» Description of the task
Work through the data line by line, gathering every line that has the word "document".

==== Task material ====

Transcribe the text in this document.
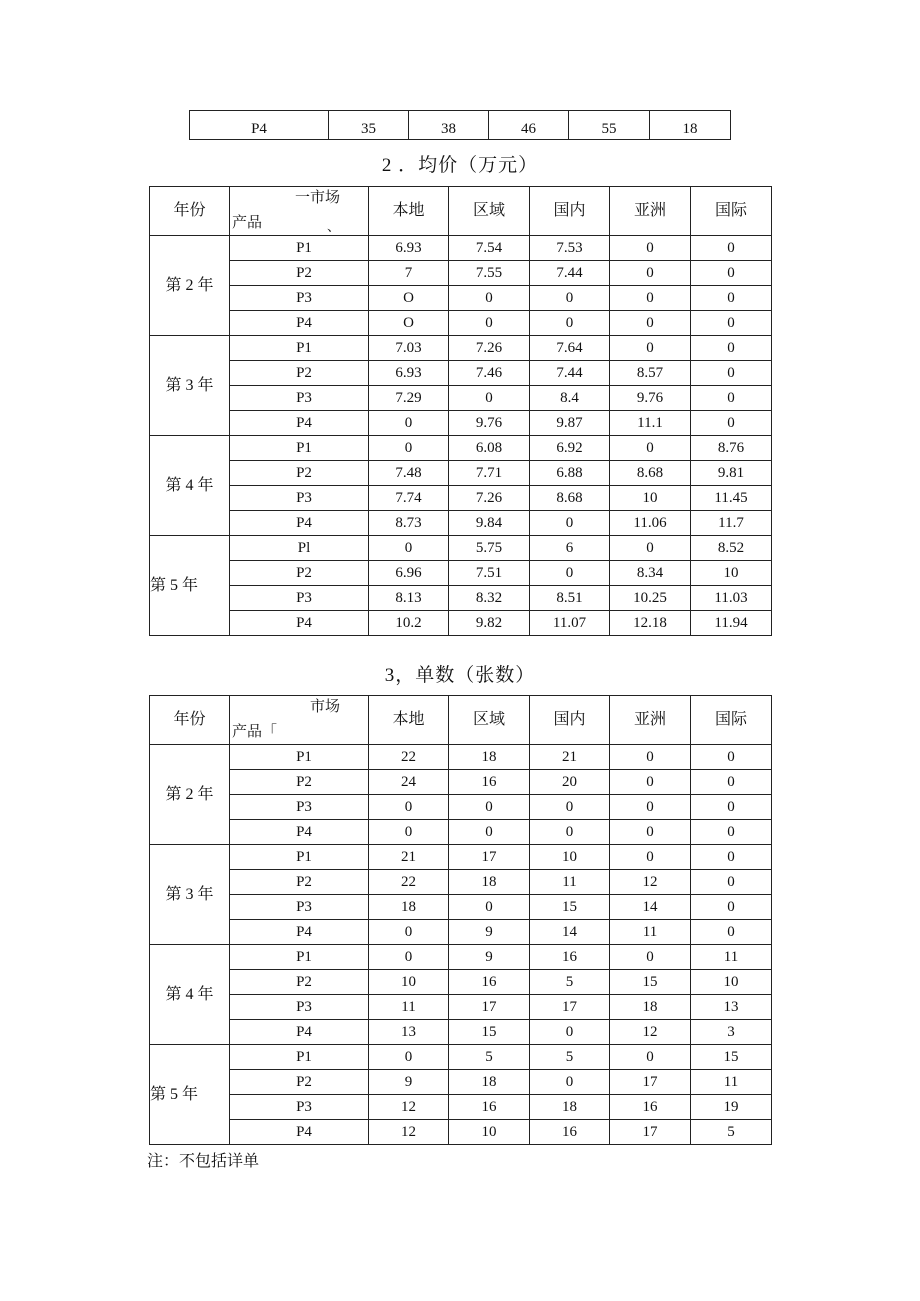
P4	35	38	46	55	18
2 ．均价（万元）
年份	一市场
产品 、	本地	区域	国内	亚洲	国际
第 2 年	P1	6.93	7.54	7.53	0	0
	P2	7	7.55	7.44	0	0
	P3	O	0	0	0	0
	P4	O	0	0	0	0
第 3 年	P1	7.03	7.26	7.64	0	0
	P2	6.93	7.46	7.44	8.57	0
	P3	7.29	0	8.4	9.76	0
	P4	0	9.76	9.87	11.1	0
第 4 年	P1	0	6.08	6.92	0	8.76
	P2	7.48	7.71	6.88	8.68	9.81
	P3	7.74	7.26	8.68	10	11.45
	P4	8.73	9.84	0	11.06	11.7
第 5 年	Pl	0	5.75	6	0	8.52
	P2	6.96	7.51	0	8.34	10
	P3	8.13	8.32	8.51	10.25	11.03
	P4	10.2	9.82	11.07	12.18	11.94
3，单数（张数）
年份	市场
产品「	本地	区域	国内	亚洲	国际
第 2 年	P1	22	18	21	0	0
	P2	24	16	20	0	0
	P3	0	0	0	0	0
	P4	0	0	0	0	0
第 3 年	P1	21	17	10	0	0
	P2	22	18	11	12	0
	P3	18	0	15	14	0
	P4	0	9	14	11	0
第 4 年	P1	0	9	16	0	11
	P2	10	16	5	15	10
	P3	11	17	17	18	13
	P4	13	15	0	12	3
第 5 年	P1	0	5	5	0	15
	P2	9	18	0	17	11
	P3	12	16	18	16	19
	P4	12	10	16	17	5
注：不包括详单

====
==== Task material ====

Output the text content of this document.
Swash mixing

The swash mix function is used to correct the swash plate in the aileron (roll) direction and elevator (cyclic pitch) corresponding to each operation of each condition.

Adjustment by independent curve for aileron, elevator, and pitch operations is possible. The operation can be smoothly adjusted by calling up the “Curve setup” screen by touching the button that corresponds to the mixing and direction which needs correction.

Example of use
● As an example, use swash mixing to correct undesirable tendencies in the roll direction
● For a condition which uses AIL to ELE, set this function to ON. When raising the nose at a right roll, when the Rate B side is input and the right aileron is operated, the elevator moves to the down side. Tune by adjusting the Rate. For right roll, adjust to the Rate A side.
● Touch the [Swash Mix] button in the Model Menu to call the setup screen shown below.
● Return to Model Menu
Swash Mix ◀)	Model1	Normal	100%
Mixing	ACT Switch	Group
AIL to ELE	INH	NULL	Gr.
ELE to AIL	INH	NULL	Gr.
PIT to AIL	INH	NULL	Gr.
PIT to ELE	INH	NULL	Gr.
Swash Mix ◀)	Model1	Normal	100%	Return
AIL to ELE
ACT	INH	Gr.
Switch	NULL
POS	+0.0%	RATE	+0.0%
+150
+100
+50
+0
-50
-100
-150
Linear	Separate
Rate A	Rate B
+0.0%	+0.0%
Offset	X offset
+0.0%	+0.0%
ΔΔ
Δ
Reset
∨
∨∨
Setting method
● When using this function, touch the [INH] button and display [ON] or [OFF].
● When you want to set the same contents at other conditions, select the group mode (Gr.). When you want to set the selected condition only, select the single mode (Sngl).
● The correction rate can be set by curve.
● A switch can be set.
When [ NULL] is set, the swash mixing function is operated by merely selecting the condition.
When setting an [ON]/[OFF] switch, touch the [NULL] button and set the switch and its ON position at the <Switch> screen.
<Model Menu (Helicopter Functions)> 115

====

» Result for this exercise
Transcribe the text in this document.
Output the text content of this document.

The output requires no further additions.